> _Your goal_
Write out each record again exactly as it stands.

================================

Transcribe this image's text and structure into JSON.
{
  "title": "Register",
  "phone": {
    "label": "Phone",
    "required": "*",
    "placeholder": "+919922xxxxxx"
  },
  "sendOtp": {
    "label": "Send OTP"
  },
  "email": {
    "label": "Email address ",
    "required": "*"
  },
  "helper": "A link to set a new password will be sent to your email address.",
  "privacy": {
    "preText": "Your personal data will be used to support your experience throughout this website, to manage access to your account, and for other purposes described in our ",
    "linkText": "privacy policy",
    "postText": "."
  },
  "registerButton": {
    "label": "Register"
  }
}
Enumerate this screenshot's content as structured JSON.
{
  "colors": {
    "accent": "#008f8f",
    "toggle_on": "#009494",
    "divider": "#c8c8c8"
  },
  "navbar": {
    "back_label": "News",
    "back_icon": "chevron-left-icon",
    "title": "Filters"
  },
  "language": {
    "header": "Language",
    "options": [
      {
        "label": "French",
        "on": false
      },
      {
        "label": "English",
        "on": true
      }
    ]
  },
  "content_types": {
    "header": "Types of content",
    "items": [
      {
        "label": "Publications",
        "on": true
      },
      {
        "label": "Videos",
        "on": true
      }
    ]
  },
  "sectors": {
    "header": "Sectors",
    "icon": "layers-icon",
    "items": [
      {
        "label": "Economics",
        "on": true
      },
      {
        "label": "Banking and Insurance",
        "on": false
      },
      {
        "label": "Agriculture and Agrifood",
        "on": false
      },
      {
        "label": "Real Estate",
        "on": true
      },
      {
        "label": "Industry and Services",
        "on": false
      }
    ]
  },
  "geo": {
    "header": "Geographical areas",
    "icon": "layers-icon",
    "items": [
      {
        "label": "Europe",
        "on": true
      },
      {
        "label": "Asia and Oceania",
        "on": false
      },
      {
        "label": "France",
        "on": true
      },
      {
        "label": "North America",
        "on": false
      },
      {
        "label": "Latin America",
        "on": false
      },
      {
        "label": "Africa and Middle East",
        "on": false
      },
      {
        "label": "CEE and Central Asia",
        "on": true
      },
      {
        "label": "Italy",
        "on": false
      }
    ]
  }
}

================================

> _Right answer_
Transcribe this image's text and structure into JSON.
{
  "title": "Register",
  "phone": {
    "label": "Phone",
    "required": "*",
    "placeholder": "+919922xxxxxx"
  },
  "sendOtp": {
    "label": "Send OTP"
  },
  "email": {
    "label": "Email address ",
    "required": "*"
  },
  "helper": "A link to set a new password will be sent to your email address.",
  "privacy": {
    "preText": "Your personal data will be used to support your experience throughout this website, to manage access to your account, and for other purposes described in our ",
    "linkText": "privacy policy",
    "postText": "."
  },
  "registerButton": {
    "label": "Register"
  }
}
Enumerate this screenshot's content as structured JSON.
{
  "colors": {
    "accent": "#008f8f",
    "toggle_on": "#009494",
    "divider": "#c8c8c8"
  },
  "navbar": {
    "back_label": "News",
    "back_icon": "chevron-left-icon",
    "title": "Filters"
  },
  "language": {
    "header": "Language",
    "options": [
      {
        "label": "French",
        "on": false
      },
      {
        "label": "English",
        "on": true
      }
    ]
  },
  "content_types": {
    "header": "Types of content",
    "items": [
      {
        "label": "Publications",
        "on": true
      },
      {
        "label": "Videos",
        "on": true
      }
    ]
  },
  "sectors": {
    "header": "Sectors",
    "icon": "layers-icon",
    "items": [
      {
        "label": "Economics",
        "on": true
      },
      {
        "label": "Banking and Insurance",
        "on": false
      },
      {
        "label": "Agriculture and Agrifood",
        "on": false
      },
      {
        "label": "Real Estate",
        "on": true
      },
      {
        "label": "Industry and Services",
        "on": false
      }
    ]
  },
  "geo": {
    "header": "Geographical areas",
    "icon": "layers-icon",
    "items": [
      {
        "label": "Europe",
        "on": true
      },
      {
        "label": "Asia and Oceania",
        "on": false
      },
      {
        "label": "France",
        "on": true
      },
      {
        "label": "North America",
        "on": false
      },
      {
        "label": "Latin America",
        "on": false
      },
      {
        "label": "Africa and Middle East",
        "on": false
      },
      {
        "label": "CEE and Central Asia",
        "on": true
      },
      {
        "label": "Italy",
        "on": false
      }
    ]
  }
}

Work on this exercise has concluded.